Figure collection entries:
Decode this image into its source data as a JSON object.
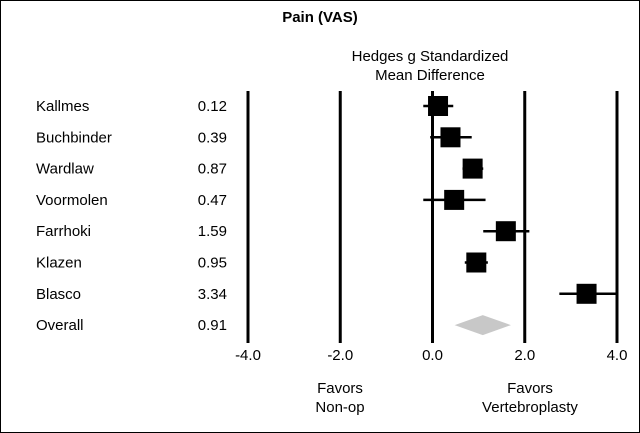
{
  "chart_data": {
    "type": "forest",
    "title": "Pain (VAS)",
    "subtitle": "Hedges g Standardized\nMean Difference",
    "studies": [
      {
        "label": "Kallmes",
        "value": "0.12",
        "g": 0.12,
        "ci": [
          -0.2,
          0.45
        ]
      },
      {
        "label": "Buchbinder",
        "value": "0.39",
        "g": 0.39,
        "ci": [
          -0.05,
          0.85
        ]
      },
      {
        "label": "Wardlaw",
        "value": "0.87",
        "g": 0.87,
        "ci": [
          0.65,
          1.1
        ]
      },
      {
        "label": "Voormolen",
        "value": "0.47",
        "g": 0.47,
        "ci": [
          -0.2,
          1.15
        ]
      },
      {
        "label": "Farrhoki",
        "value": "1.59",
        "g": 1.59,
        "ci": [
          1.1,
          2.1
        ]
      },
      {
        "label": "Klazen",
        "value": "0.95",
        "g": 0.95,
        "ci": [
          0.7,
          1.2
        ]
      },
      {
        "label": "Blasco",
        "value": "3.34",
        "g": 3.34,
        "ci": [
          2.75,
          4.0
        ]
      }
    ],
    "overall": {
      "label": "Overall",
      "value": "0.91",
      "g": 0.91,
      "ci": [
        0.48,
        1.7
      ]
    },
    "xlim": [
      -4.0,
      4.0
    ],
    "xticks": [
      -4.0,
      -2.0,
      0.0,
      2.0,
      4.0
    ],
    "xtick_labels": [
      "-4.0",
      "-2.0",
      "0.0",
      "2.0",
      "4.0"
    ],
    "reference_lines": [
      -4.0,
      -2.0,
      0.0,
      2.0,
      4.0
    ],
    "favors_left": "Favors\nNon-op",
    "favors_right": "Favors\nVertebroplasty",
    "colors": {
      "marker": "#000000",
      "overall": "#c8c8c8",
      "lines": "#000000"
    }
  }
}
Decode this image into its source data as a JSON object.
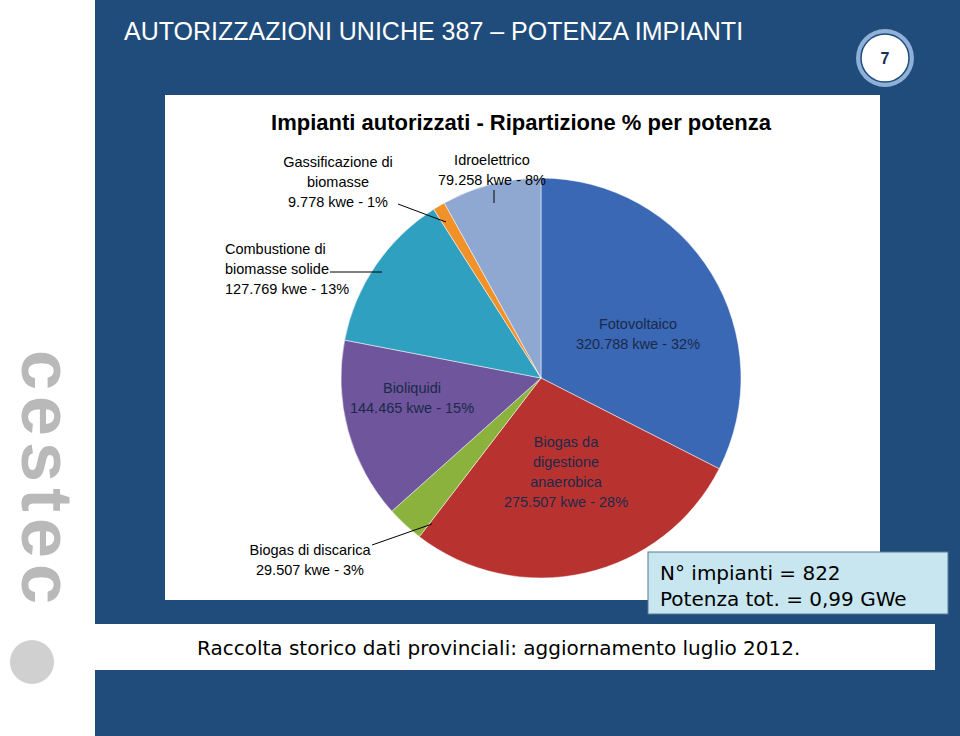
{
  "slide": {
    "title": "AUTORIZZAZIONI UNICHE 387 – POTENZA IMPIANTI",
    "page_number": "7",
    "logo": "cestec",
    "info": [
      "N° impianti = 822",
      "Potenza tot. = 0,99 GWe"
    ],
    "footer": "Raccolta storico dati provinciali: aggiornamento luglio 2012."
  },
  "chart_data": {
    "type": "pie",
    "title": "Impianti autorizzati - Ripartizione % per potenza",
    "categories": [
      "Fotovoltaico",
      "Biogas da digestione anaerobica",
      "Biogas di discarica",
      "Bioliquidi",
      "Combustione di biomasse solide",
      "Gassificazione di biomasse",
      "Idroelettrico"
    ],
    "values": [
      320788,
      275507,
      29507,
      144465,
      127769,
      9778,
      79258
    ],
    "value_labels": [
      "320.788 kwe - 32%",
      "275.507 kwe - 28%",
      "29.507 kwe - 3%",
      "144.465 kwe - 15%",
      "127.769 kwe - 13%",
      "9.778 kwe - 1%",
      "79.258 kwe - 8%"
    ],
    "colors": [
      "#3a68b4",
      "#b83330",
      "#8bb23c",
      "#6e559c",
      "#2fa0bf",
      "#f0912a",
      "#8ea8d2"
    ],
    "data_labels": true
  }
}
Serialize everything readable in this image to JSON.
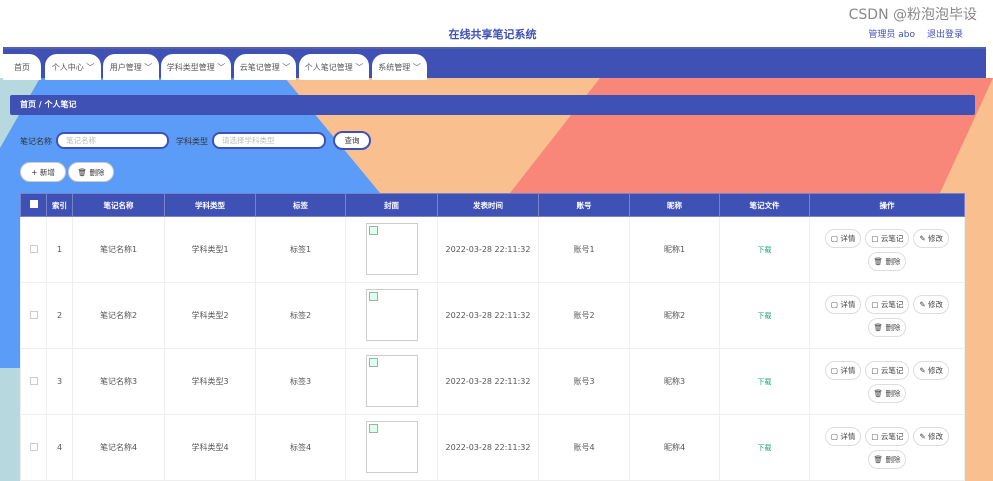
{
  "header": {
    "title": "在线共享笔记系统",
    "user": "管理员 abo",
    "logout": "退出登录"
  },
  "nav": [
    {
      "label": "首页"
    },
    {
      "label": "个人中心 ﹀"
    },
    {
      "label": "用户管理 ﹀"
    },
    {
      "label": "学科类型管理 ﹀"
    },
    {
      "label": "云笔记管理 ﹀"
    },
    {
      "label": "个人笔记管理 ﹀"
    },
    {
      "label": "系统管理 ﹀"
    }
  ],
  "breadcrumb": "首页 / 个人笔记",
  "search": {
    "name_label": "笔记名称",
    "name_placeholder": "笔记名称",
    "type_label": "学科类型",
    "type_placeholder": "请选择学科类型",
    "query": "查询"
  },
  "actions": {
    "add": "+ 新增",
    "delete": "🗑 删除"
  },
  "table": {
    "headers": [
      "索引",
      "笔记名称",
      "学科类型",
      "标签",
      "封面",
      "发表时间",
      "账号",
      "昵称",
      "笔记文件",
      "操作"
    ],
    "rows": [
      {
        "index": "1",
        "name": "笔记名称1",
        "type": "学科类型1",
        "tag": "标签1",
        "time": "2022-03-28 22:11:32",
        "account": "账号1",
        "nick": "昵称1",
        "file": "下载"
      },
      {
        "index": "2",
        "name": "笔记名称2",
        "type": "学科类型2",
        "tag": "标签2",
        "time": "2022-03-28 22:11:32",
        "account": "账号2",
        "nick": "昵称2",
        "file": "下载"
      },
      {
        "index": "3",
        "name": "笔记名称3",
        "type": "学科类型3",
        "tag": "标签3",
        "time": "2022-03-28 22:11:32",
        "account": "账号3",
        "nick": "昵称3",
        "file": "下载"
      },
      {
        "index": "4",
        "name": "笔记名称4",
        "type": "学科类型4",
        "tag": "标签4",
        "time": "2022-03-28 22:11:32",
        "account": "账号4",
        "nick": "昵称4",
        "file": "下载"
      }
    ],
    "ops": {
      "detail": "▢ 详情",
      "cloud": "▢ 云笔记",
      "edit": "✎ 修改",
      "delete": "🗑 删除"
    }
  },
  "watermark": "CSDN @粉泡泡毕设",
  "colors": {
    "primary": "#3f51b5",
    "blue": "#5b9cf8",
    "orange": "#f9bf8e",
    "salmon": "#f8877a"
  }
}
---
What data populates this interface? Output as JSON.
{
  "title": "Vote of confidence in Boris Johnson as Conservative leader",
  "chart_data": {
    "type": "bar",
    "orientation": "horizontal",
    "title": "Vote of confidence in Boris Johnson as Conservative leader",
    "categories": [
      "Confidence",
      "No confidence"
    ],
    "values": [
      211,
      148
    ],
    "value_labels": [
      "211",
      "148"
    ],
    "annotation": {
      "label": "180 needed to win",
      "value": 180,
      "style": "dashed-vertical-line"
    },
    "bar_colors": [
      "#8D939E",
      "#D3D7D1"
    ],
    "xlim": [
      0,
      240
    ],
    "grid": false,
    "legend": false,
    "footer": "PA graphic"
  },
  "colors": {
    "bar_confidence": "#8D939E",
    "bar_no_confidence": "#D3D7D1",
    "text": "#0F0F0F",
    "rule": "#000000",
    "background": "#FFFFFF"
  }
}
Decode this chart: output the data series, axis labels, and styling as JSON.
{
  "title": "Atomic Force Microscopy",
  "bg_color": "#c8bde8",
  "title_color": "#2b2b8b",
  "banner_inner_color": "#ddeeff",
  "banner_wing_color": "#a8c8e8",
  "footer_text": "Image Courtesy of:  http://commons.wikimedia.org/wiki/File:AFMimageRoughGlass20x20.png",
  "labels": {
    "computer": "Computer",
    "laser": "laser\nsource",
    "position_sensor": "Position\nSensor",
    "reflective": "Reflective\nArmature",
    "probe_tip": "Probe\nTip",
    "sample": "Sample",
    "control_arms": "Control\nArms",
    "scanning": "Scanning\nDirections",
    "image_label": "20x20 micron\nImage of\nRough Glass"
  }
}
--
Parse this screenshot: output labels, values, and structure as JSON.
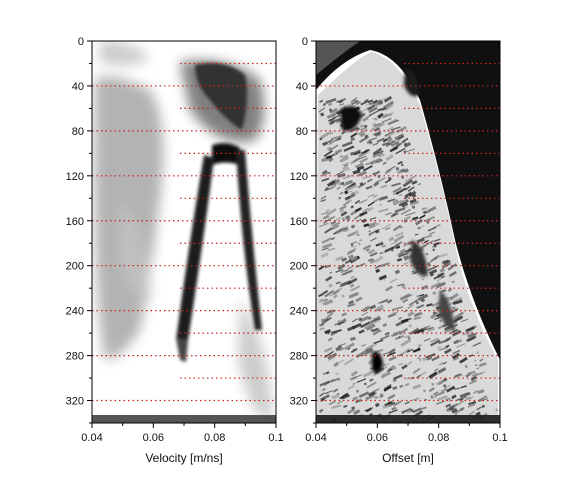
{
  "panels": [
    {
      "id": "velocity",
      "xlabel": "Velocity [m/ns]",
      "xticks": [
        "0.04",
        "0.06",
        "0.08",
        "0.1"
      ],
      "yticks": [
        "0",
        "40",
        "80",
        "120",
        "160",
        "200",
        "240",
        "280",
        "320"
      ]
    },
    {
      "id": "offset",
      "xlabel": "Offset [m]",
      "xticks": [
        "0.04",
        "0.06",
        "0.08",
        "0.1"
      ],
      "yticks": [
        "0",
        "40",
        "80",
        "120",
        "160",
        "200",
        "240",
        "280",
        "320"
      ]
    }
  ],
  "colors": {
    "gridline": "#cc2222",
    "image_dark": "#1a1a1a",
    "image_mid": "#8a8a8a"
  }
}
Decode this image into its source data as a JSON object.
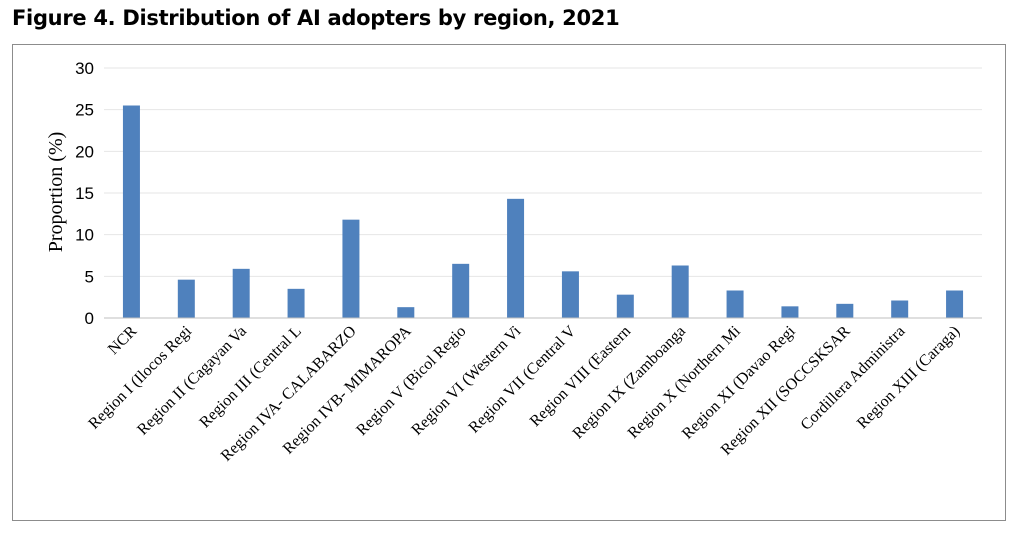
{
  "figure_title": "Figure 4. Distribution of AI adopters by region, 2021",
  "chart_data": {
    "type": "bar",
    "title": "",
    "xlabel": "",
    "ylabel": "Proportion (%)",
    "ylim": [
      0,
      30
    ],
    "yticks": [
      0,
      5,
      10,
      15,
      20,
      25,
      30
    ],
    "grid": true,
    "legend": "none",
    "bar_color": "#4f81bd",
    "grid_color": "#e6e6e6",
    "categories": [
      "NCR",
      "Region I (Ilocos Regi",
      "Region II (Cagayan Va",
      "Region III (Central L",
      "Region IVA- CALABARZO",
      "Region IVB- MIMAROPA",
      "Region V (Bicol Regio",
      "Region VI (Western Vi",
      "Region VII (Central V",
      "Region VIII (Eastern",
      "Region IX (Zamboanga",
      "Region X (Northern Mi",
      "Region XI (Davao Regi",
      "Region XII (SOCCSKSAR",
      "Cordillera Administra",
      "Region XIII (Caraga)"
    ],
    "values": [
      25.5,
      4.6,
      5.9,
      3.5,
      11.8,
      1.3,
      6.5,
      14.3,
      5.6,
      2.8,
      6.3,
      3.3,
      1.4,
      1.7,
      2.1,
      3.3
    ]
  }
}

> Task brief:
Tally up the lines holding the word "leader" in the data above, and answer with that figure only.

> Response below:
2